— begin ENTRIES —

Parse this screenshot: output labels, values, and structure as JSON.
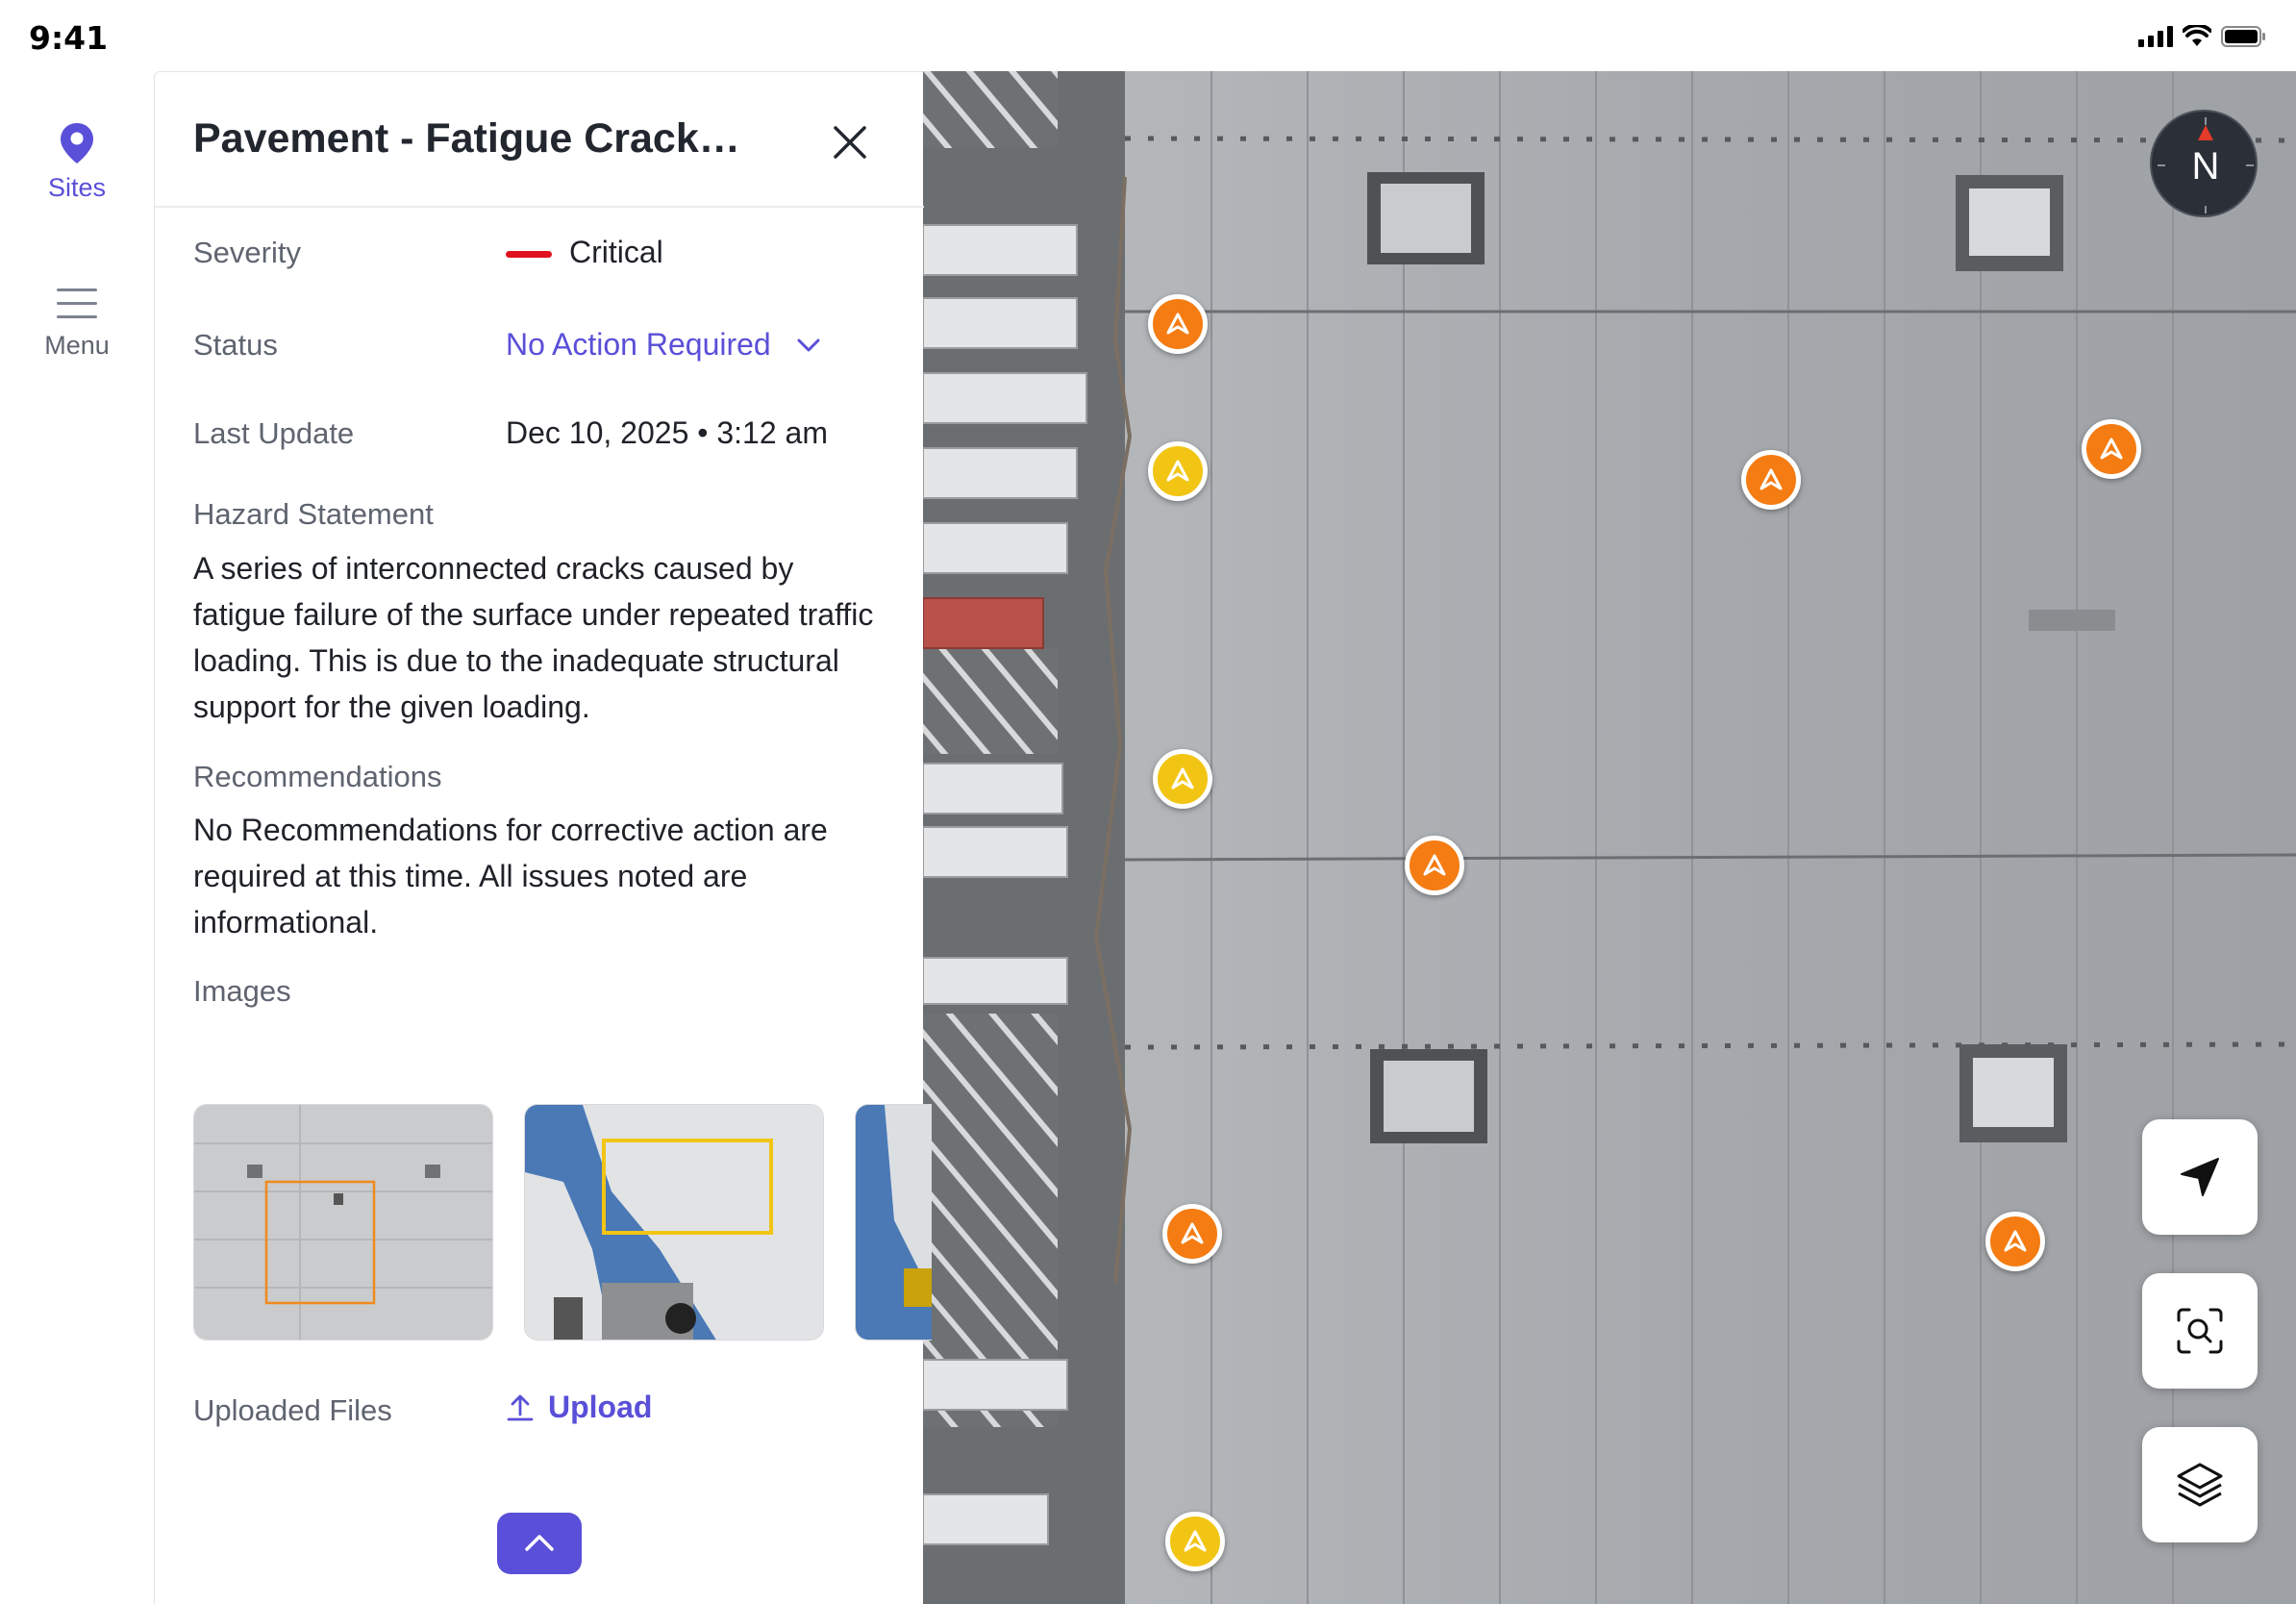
{
  "status_bar": {
    "time": "9:41"
  },
  "nav": {
    "items": [
      {
        "label": "Sites",
        "icon": "location-pin-icon",
        "active": true
      },
      {
        "label": "Menu",
        "icon": "hamburger-icon",
        "active": false
      }
    ]
  },
  "panel": {
    "title": "Pavement - Fatigue Cracking",
    "severity": {
      "label": "Severity",
      "value": "Critical",
      "color": "#e0121f"
    },
    "status": {
      "label": "Status",
      "value": "No Action Required"
    },
    "last_update": {
      "label": "Last Update",
      "value": "Dec 10, 2025 • 3:12 am"
    },
    "hazard": {
      "label": "Hazard Statement",
      "text": "A series of interconnected cracks caused by fatigue failure of the surface under repeated traffic loading.  This is due to the inadequate structural support for the given loading."
    },
    "recommendations": {
      "label": "Recommendations",
      "text": "No Recommendations for corrective action are required at this time.  All issues noted are informational."
    },
    "images": {
      "label": "Images"
    },
    "uploaded_files": {
      "label": "Uploaded Files",
      "action": "Upload"
    }
  },
  "map": {
    "compass_label": "N",
    "markers": [
      {
        "color": "orange"
      },
      {
        "color": "yellow"
      },
      {
        "color": "orange"
      },
      {
        "color": "orange"
      },
      {
        "color": "yellow"
      },
      {
        "color": "orange"
      },
      {
        "color": "orange"
      },
      {
        "color": "orange"
      },
      {
        "color": "yellow"
      }
    ],
    "controls": [
      "navigate-icon",
      "scan-search-icon",
      "layers-icon"
    ]
  },
  "colors": {
    "accent": "#5a4fd8",
    "critical": "#e0121f",
    "marker_orange": "#f47c12",
    "marker_yellow": "#f2c515"
  }
}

— end ENTRIES —

■ THE REQUEST
The data above needs to be retyped exactly, with the images left out.

■ SOLUTION FOR THIS TASK
Parse this screenshot: output labels, values, and structure as JSON.
{
  "status_bar": {
    "time": "9:41"
  },
  "nav": {
    "items": [
      {
        "label": "Sites",
        "icon": "location-pin-icon",
        "active": true
      },
      {
        "label": "Menu",
        "icon": "hamburger-icon",
        "active": false
      }
    ]
  },
  "panel": {
    "title": "Pavement - Fatigue Cracking",
    "severity": {
      "label": "Severity",
      "value": "Critical",
      "color": "#e0121f"
    },
    "status": {
      "label": "Status",
      "value": "No Action Required"
    },
    "last_update": {
      "label": "Last Update",
      "value": "Dec 10, 2025 • 3:12 am"
    },
    "hazard": {
      "label": "Hazard Statement",
      "text": "A series of interconnected cracks caused by fatigue failure of the surface under repeated traffic loading.  This is due to the inadequate structural support for the given loading."
    },
    "recommendations": {
      "label": "Recommendations",
      "text": "No Recommendations for corrective action are required at this time.  All issues noted are informational."
    },
    "images": {
      "label": "Images"
    },
    "uploaded_files": {
      "label": "Uploaded Files",
      "action": "Upload"
    }
  },
  "map": {
    "compass_label": "N",
    "markers": [
      {
        "color": "orange"
      },
      {
        "color": "yellow"
      },
      {
        "color": "orange"
      },
      {
        "color": "orange"
      },
      {
        "color": "yellow"
      },
      {
        "color": "orange"
      },
      {
        "color": "orange"
      },
      {
        "color": "orange"
      },
      {
        "color": "yellow"
      }
    ],
    "controls": [
      "navigate-icon",
      "scan-search-icon",
      "layers-icon"
    ]
  },
  "colors": {
    "accent": "#5a4fd8",
    "critical": "#e0121f",
    "marker_orange": "#f47c12",
    "marker_yellow": "#f2c515"
  }
}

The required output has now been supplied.